** Start of Provided entries **
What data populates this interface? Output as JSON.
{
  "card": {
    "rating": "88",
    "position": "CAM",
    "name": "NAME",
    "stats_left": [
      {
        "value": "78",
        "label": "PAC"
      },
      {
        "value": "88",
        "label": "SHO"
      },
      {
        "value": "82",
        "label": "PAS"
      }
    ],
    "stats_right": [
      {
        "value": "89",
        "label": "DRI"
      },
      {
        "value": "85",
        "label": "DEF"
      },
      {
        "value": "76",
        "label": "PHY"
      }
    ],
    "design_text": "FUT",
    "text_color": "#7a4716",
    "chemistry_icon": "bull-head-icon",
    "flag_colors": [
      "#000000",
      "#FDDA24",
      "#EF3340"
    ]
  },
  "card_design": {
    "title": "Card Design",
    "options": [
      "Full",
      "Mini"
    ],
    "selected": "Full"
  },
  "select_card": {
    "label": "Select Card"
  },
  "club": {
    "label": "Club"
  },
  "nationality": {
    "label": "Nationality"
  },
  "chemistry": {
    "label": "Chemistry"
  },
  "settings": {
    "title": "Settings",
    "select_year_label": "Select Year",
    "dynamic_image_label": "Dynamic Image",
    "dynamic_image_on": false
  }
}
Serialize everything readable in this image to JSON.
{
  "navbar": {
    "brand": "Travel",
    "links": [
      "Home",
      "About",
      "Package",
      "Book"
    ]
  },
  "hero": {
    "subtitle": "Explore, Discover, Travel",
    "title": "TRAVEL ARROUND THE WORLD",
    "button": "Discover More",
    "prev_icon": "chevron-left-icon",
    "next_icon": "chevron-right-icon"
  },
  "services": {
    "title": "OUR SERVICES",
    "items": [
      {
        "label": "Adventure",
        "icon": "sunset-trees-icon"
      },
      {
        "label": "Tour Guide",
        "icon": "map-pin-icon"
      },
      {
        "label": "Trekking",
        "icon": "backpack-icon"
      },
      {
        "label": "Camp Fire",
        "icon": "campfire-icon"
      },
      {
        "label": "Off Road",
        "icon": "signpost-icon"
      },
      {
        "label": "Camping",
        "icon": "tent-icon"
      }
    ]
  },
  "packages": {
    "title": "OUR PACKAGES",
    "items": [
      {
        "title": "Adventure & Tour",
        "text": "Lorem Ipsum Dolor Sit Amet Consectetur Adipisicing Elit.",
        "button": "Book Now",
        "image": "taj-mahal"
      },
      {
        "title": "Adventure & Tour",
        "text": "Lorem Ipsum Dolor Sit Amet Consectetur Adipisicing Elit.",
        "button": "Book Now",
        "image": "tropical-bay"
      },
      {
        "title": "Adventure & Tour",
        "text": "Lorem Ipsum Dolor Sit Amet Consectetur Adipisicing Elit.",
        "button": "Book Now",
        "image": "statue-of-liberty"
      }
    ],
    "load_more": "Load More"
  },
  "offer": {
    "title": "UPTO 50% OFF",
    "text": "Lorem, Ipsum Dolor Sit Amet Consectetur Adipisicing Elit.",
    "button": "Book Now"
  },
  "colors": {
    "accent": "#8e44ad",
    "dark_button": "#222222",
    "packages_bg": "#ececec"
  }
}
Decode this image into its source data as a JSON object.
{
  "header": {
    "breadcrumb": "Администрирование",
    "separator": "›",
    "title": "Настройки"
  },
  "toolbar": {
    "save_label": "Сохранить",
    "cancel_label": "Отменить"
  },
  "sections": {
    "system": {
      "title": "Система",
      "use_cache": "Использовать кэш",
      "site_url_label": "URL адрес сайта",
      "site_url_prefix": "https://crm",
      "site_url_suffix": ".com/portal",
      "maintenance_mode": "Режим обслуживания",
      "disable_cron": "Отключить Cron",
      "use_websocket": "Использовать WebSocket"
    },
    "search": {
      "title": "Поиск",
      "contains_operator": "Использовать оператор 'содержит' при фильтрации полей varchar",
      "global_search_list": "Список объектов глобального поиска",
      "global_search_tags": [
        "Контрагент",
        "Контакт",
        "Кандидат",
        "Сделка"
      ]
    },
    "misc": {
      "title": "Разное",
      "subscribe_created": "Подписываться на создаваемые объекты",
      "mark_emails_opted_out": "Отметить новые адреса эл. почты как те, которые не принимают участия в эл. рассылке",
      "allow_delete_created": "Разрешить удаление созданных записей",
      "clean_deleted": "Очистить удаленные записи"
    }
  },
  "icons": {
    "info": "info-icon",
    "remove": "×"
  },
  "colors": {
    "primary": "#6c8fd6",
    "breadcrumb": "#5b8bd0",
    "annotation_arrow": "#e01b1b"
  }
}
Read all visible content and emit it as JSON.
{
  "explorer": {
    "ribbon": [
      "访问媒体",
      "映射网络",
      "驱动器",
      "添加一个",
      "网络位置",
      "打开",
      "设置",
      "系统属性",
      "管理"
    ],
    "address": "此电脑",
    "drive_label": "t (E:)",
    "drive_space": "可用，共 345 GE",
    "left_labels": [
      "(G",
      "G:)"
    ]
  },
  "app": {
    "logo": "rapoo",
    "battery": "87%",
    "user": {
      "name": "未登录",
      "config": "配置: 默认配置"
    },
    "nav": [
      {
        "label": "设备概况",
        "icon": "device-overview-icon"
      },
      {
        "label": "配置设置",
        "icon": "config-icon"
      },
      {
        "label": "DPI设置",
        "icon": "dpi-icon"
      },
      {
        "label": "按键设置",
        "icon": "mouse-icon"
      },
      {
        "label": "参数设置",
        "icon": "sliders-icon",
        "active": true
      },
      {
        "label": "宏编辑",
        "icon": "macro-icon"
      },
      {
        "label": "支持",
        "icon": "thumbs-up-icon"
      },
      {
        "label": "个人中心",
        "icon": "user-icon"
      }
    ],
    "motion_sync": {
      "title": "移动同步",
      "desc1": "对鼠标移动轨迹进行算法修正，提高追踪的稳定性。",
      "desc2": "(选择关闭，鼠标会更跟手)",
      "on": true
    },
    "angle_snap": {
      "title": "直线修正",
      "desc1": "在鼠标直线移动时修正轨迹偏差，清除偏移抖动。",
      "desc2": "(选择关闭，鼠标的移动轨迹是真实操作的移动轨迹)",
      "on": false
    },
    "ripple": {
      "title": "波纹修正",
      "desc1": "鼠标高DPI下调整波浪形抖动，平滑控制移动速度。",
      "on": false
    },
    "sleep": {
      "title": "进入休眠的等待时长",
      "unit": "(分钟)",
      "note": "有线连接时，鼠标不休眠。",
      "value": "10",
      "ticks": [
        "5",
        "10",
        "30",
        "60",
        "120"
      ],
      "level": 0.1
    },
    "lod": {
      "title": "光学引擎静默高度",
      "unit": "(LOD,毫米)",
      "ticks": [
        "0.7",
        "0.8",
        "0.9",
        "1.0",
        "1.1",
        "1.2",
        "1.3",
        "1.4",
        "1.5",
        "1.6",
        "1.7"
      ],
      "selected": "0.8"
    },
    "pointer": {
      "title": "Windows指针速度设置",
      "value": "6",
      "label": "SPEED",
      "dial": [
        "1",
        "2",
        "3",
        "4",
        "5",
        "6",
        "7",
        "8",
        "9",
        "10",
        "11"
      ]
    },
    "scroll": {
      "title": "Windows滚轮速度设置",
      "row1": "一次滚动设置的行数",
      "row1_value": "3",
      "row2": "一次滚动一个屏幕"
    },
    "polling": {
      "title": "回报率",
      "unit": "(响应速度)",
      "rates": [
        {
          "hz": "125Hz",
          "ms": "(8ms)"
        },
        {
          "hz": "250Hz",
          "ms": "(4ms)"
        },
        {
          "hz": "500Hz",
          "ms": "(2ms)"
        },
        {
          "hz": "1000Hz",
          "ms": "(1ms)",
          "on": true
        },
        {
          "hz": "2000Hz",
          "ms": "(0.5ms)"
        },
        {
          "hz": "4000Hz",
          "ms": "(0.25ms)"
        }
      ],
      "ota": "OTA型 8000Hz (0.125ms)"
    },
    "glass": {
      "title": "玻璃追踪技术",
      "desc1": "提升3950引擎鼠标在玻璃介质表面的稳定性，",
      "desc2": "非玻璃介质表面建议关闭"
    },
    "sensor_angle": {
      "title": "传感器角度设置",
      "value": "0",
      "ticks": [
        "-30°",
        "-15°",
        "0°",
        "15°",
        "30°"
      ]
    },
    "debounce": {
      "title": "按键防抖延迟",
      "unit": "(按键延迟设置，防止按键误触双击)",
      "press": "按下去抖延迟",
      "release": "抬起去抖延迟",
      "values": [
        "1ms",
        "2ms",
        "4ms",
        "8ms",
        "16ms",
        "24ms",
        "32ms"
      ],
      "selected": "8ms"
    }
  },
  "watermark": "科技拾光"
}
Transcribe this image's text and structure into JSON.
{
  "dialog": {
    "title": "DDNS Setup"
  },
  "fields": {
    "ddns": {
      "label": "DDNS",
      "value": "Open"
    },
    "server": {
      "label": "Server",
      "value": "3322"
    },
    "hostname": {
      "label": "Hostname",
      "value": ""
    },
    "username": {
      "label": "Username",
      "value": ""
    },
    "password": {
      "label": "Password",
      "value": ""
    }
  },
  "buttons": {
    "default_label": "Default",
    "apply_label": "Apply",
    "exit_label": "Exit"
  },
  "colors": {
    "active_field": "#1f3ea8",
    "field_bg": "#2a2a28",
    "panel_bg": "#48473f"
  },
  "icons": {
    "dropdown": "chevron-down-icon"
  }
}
** End of Provided entries **
**Problem statement**
From the records above, copy every line that holds the word "data".

**Expected output**
What data populates this interface? Output as JSON.
Decode this image into its source data as a JSON object.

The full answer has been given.